### What to produce
Look through the material and copy each line holding "work".

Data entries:
►

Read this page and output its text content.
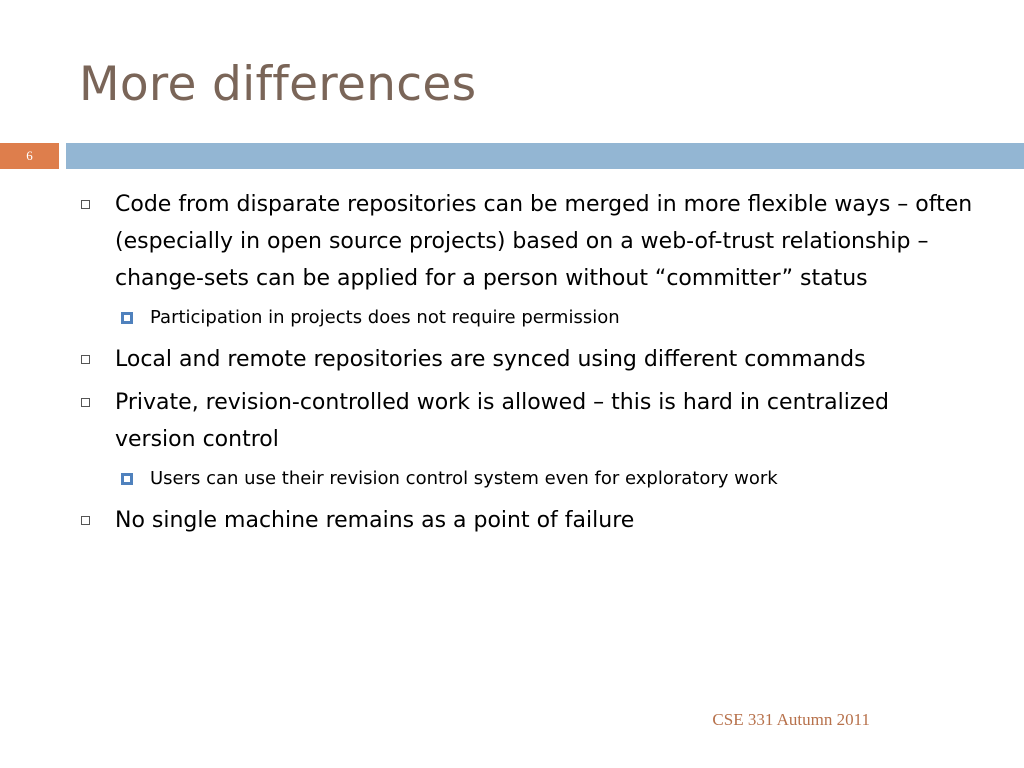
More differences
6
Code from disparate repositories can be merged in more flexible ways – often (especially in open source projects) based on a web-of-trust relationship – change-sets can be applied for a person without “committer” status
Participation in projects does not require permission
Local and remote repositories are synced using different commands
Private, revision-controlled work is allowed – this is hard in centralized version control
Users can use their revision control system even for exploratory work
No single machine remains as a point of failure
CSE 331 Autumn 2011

◄
►

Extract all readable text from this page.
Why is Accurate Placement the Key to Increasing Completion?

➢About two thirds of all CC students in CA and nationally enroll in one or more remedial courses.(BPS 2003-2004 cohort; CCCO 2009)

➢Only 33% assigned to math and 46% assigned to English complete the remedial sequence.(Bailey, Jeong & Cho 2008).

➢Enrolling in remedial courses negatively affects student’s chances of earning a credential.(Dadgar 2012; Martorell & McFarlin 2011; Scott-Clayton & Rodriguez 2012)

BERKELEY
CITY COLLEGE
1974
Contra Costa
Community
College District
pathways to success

◄

### Exercise result
Private, revision-controlled work is allowed – this is hard in centralized version control
Users can use their revision control system even for exploratory work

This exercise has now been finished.